— TUJUAN LATIHAN —
Sajikan seluruh baris dari baris yang memuat "Segment this screenshot: for" ke bawah sampai baris yang memuat "blue-filled-states-6 bbox=[893, 453, 1062, 585]", termasuk kedua baris itu, sebagai tabel Markdown berkolom "No" untuk nomor urut dan "Baris" untuk isi baris, tanpa baris kosong. Gambar tidak dimasukkan ke dalam tabel.

— DATA UNTUK DIOLAH —
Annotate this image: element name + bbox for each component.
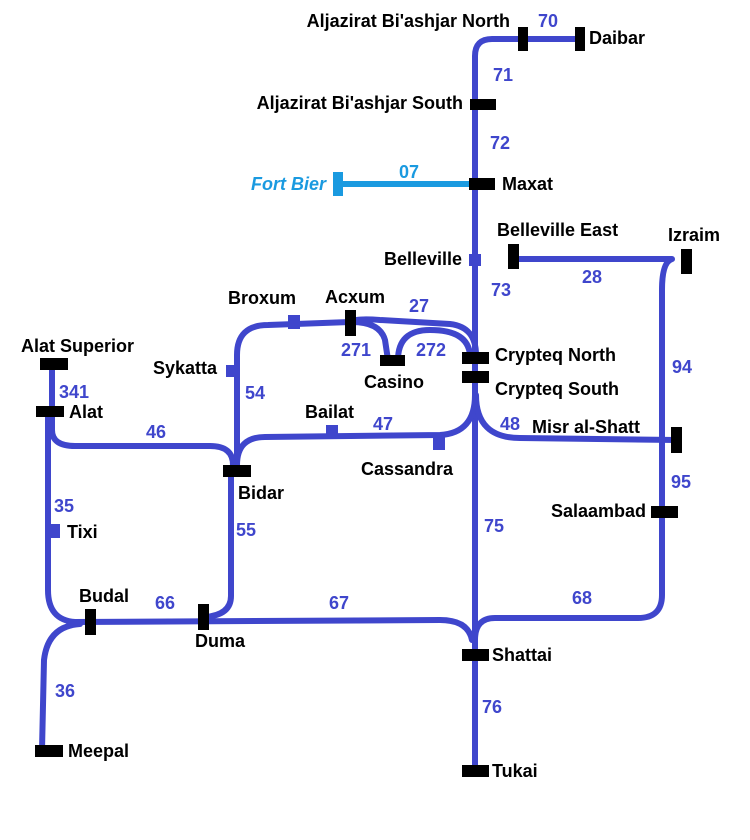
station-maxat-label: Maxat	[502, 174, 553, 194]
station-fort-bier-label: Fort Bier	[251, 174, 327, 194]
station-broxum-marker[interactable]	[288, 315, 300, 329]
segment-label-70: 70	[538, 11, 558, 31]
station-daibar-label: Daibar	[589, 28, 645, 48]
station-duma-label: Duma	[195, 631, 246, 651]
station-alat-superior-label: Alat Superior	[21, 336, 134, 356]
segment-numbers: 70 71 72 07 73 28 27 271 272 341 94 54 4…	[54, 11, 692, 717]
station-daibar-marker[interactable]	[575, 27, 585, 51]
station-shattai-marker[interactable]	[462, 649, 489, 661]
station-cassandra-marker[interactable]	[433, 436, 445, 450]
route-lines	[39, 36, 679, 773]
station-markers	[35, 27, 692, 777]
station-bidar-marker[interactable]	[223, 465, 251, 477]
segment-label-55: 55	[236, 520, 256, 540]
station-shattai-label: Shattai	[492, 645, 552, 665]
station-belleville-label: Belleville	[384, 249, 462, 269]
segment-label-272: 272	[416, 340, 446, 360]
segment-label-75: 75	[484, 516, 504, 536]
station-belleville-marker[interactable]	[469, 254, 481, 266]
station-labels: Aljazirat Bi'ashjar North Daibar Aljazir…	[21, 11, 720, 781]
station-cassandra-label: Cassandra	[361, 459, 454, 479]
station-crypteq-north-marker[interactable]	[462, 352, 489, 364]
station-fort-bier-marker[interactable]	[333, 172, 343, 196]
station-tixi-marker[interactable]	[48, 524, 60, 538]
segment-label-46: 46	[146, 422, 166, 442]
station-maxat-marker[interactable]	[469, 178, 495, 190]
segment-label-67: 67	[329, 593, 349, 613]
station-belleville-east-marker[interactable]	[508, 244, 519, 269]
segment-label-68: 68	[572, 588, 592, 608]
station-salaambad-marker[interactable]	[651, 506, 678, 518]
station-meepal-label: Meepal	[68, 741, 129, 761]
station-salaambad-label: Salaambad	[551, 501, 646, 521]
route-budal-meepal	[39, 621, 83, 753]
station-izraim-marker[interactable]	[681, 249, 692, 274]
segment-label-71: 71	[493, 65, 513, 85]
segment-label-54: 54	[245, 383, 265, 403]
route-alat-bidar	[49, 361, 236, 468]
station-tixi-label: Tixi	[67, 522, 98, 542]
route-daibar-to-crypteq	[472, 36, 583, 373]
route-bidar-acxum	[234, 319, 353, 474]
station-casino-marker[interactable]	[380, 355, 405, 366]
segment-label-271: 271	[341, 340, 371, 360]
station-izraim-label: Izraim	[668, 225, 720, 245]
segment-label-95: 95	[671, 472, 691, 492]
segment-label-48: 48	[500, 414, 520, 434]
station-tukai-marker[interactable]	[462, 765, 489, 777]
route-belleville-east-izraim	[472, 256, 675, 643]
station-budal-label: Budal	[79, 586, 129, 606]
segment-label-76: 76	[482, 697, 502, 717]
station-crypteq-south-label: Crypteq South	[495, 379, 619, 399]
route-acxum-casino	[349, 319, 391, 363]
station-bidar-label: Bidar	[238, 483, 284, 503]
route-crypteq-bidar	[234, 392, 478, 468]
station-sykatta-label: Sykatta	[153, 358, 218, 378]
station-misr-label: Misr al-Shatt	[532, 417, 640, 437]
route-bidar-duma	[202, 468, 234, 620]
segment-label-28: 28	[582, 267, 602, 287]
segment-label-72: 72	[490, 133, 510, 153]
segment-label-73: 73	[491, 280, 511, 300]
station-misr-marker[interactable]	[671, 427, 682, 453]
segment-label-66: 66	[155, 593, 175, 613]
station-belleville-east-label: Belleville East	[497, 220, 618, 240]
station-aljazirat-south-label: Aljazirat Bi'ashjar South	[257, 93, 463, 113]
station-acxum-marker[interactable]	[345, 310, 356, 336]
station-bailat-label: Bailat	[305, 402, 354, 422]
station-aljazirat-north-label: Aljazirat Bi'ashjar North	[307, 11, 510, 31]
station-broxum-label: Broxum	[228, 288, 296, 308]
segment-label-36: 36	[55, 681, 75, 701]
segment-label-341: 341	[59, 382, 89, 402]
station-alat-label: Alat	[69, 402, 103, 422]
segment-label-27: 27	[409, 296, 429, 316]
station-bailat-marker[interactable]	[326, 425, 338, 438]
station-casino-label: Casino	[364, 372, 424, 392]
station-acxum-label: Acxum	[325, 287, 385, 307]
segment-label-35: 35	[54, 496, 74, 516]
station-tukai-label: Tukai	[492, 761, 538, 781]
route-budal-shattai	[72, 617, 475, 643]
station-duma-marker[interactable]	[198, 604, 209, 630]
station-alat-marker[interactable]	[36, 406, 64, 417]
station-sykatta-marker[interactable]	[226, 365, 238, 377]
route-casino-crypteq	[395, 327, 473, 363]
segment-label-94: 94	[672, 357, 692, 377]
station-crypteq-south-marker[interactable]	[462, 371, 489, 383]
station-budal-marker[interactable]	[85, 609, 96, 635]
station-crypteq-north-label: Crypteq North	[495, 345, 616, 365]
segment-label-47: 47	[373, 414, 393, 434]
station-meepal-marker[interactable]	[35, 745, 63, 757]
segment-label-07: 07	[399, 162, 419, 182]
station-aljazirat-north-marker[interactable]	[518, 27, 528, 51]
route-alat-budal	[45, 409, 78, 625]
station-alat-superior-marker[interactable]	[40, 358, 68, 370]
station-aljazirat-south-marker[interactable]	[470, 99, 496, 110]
---
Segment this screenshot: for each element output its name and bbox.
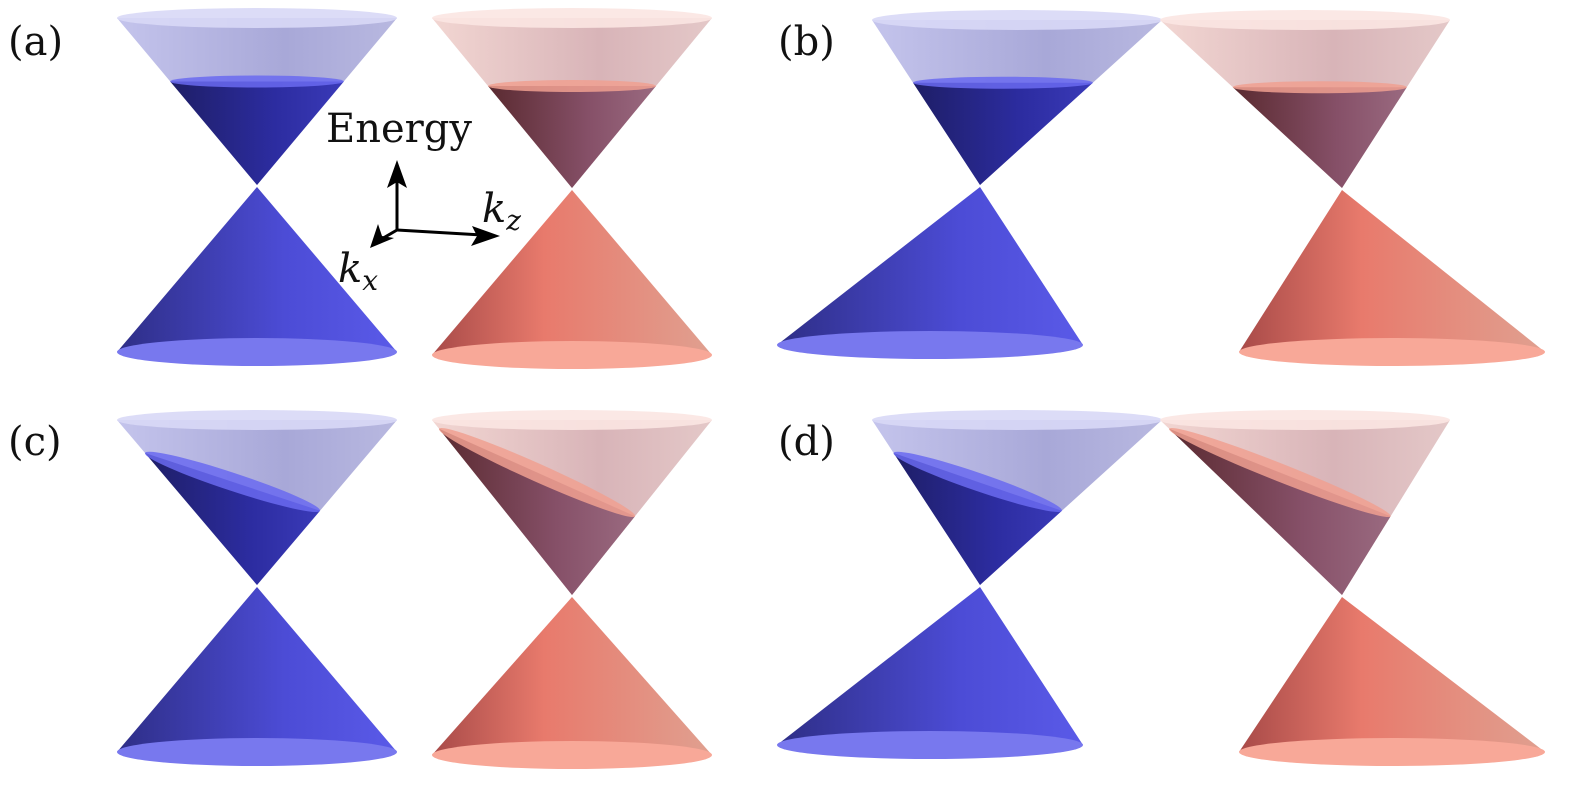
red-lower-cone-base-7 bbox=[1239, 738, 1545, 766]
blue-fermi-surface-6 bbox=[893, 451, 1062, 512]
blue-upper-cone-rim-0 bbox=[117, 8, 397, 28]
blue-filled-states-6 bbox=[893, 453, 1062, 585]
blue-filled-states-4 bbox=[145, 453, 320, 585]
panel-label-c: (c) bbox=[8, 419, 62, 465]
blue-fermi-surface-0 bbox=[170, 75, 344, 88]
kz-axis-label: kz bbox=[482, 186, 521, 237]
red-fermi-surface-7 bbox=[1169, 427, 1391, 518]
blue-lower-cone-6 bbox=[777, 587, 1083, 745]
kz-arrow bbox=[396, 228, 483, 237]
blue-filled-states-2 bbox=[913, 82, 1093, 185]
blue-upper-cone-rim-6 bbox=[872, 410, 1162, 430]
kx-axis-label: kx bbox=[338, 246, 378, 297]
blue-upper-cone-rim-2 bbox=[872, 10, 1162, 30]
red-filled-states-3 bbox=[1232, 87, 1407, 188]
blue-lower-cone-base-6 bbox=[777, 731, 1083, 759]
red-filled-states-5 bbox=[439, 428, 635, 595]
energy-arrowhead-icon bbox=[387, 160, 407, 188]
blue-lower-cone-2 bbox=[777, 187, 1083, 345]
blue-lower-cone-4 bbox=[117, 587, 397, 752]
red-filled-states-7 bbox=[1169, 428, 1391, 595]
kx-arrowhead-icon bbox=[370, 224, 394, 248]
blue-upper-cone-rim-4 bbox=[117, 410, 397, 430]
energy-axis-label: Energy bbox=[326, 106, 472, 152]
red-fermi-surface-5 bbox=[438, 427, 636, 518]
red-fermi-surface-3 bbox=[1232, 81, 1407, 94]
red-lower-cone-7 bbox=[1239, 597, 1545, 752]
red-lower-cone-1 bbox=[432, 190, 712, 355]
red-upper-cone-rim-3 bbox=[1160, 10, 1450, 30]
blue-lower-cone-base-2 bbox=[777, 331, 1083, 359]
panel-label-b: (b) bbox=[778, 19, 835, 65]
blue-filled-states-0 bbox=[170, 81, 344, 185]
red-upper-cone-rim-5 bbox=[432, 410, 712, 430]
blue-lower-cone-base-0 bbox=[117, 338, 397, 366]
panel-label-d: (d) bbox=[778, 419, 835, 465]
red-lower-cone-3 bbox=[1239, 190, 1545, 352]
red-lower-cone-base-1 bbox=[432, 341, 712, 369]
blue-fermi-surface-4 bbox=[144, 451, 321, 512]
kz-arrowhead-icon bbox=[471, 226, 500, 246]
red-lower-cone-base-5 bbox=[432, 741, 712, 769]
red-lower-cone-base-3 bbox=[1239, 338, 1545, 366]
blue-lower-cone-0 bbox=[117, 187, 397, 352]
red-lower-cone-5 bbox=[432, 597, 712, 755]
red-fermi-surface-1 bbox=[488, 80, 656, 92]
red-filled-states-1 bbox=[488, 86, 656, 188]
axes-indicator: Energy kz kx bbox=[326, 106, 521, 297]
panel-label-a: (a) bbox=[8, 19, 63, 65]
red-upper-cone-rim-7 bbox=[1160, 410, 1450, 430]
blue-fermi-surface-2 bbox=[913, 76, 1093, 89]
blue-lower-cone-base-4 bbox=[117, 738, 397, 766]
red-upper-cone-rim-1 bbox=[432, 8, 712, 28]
--
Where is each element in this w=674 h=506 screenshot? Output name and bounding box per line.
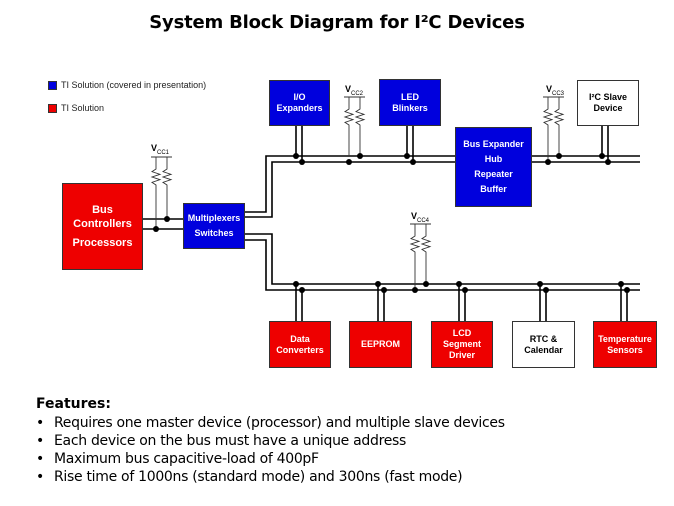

— JAWABAN LATIHAN —
| No | Baris |
|---|---|
| 1 | Segment this screenshot: for each element output its name and bbox. |
| 2 | red-lower-cone-base-7 bbox=[1239, 738, 1545, 766] |
| 3 | blue-fermi-surface-6 bbox=[893, 451, 1062, 512] |
| 4 | blue-upper-cone-rim-0 bbox=[117, 8, 397, 28] |
| 5 | blue-filled-states-6 bbox=[893, 453, 1062, 585] |